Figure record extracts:

--------

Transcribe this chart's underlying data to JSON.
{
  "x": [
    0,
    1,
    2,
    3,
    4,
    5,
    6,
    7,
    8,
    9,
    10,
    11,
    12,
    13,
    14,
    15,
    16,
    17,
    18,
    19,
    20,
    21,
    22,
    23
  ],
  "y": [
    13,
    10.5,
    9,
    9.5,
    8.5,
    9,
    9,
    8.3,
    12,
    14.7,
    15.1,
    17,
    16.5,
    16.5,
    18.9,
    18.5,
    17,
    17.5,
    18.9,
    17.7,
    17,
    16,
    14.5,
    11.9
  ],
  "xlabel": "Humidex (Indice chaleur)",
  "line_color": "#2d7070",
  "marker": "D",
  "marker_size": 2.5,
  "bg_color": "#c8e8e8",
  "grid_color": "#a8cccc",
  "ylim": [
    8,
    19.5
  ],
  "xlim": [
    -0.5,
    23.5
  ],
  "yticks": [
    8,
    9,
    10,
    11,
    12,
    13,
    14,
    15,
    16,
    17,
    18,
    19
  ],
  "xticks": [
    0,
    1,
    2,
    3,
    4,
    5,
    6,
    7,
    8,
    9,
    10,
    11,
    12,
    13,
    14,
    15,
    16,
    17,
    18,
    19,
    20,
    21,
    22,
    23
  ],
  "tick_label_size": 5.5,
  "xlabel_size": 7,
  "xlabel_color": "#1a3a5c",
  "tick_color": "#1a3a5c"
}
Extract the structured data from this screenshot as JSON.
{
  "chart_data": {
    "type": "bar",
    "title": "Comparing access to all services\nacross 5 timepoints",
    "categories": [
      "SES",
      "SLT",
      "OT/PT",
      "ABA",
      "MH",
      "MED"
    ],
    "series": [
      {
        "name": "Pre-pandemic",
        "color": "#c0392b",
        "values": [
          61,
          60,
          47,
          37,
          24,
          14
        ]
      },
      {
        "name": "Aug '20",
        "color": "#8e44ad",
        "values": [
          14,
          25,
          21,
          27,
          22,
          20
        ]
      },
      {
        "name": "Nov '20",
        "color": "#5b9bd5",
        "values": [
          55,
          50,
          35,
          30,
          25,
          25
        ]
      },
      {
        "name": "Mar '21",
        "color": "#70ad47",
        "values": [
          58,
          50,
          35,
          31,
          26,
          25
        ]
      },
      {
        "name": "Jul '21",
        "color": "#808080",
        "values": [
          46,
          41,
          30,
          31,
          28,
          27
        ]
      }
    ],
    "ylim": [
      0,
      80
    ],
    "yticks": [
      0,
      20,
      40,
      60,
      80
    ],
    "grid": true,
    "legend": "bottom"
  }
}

--------

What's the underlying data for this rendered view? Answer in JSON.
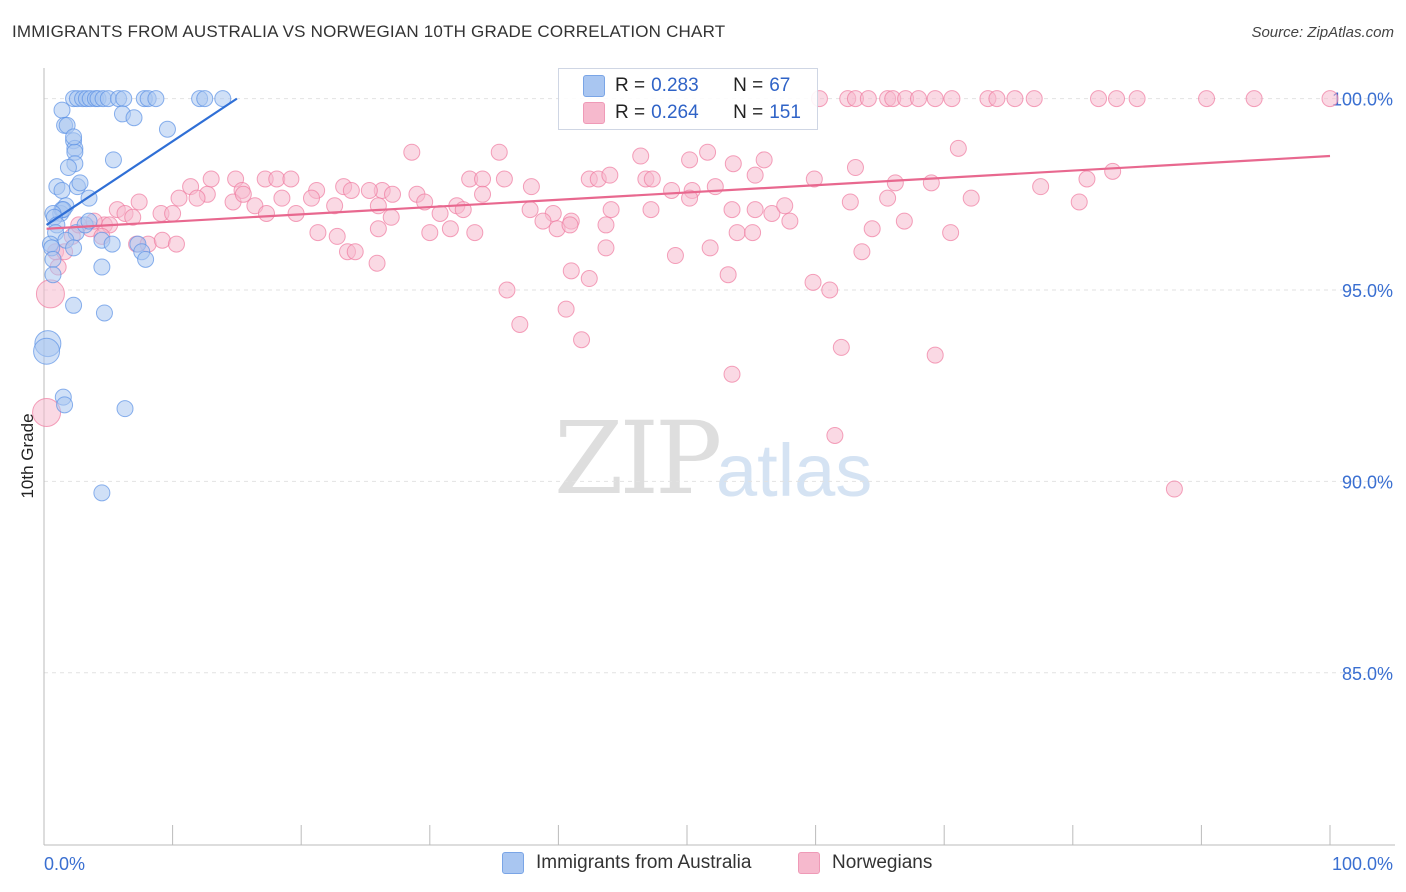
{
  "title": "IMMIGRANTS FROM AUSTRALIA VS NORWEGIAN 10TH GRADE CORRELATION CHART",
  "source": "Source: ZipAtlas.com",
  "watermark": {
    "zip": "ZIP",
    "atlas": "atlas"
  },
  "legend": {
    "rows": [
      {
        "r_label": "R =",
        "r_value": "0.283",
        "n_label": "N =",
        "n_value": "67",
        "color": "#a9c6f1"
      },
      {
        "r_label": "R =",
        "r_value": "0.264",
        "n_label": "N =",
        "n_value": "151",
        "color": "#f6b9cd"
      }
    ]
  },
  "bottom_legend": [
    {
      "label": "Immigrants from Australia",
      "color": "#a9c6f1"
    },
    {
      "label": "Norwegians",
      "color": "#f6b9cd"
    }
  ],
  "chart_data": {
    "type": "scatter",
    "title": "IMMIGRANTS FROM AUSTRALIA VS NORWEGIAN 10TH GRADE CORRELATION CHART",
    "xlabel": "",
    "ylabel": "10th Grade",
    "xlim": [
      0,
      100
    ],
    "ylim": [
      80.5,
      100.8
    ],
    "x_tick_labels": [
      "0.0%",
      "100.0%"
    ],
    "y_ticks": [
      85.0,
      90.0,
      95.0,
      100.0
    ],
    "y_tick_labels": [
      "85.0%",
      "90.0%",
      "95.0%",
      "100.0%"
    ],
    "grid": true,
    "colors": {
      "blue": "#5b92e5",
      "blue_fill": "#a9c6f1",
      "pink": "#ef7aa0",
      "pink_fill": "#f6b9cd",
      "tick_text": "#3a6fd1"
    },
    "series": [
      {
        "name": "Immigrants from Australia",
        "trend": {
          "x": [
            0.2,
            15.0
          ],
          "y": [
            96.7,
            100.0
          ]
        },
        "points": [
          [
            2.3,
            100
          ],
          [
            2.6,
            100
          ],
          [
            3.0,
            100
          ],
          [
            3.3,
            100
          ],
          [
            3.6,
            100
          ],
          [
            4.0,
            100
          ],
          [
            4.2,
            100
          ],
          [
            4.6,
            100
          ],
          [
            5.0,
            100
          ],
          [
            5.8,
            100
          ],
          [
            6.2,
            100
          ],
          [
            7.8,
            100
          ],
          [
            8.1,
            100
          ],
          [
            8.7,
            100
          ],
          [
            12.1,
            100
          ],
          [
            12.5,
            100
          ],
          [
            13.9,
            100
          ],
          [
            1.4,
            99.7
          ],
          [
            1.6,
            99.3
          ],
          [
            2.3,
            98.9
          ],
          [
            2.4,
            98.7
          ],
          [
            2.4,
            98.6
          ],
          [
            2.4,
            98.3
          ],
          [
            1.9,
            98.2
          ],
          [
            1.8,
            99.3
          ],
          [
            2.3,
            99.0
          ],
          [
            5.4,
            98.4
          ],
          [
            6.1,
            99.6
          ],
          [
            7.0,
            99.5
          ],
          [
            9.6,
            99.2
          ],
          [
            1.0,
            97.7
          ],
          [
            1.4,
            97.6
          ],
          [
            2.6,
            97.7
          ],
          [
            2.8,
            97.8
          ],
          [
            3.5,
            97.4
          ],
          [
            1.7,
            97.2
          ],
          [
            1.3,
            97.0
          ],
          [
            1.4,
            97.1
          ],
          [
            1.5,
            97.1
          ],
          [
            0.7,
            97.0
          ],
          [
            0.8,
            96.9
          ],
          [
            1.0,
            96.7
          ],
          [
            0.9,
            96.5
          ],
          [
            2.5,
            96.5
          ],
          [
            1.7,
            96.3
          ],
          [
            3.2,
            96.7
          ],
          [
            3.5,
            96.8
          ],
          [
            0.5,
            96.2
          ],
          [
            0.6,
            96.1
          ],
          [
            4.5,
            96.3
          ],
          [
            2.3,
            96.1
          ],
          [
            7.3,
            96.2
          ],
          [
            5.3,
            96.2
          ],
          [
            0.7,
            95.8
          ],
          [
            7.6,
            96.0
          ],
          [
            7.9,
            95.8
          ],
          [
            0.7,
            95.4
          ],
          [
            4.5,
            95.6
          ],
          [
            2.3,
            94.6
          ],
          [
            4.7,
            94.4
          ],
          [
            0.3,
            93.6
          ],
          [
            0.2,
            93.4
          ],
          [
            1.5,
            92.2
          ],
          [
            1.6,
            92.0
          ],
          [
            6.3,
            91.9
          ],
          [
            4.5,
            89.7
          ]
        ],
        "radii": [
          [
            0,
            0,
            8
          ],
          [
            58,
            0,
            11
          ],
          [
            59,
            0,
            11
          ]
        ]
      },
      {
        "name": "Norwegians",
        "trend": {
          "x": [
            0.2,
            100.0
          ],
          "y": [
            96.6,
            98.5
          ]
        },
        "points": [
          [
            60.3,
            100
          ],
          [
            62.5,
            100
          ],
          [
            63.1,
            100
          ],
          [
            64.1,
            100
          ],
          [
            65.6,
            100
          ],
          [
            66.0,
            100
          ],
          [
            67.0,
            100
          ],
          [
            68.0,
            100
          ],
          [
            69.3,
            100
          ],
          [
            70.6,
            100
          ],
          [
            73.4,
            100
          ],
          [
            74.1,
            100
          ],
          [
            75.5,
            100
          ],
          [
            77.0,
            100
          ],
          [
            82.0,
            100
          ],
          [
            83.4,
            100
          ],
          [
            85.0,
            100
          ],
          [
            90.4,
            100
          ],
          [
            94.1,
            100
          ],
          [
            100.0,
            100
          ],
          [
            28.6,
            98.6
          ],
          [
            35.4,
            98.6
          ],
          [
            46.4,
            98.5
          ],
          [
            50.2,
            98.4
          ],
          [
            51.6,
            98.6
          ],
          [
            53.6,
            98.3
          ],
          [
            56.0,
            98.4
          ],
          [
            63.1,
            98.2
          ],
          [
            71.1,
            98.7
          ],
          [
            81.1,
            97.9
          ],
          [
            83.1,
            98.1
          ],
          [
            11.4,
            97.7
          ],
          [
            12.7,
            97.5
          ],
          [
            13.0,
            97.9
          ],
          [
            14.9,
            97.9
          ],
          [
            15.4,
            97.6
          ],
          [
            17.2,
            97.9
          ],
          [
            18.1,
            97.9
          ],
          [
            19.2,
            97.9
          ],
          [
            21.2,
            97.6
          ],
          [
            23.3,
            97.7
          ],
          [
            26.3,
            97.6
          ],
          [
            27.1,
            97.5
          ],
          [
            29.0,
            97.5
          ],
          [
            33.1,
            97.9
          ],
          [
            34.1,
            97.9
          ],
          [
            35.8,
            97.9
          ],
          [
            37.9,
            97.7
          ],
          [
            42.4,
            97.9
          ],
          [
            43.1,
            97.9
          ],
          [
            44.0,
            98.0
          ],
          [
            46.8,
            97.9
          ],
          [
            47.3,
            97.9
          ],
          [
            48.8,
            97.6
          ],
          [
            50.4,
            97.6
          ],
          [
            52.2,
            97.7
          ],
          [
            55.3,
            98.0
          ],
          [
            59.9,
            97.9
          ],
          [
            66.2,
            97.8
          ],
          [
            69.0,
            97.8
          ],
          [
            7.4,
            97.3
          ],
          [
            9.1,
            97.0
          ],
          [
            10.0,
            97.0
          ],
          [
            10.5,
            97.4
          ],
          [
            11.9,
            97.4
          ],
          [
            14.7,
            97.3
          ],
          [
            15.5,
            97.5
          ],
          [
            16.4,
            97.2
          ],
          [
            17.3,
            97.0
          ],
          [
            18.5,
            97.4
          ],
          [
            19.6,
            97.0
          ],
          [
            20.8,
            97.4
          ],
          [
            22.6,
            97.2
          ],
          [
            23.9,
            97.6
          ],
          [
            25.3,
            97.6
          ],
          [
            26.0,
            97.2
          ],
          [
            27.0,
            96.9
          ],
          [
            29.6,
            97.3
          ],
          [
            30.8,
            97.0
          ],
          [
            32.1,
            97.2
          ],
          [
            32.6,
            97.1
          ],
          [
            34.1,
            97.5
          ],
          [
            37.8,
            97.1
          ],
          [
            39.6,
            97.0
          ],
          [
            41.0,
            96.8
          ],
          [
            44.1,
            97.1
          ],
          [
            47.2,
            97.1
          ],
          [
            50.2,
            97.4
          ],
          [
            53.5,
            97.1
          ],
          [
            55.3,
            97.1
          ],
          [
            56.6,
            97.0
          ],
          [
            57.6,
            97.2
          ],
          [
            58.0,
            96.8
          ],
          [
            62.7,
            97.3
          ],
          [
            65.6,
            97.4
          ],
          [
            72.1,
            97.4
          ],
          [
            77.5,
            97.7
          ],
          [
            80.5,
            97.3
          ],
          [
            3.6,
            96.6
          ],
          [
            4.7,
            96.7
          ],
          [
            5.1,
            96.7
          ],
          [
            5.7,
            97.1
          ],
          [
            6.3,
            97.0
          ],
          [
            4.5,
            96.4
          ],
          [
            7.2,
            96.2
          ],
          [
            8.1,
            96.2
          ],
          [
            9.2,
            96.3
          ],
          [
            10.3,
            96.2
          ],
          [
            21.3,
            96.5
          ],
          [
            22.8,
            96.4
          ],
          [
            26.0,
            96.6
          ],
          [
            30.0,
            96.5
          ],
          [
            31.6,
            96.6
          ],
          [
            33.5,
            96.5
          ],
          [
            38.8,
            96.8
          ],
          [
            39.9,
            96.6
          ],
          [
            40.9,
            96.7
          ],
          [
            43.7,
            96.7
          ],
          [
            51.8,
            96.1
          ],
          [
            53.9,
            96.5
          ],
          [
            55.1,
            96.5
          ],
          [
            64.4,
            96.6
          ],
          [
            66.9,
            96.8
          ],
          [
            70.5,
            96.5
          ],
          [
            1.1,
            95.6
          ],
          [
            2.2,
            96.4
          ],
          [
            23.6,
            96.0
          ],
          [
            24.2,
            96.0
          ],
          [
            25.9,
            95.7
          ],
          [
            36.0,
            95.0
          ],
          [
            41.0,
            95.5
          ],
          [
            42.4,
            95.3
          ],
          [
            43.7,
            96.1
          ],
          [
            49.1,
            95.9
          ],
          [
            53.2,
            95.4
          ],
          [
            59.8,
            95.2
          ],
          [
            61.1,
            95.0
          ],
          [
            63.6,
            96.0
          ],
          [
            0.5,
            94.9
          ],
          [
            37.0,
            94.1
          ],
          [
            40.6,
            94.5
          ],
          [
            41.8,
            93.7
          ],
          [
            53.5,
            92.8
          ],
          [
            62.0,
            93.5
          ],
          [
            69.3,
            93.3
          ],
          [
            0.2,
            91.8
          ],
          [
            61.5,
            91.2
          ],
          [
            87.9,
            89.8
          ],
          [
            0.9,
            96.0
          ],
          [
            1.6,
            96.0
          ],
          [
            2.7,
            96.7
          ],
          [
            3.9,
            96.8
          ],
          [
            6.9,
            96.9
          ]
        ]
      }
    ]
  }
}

--------

Set task — In the entries above, identify every line with the string "this".

Finished task —
Transcribe this chart's underlying data to JSON.
Extract the structured data from this screenshot as JSON.
What's the underlying data for this rendered view? Answer in JSON.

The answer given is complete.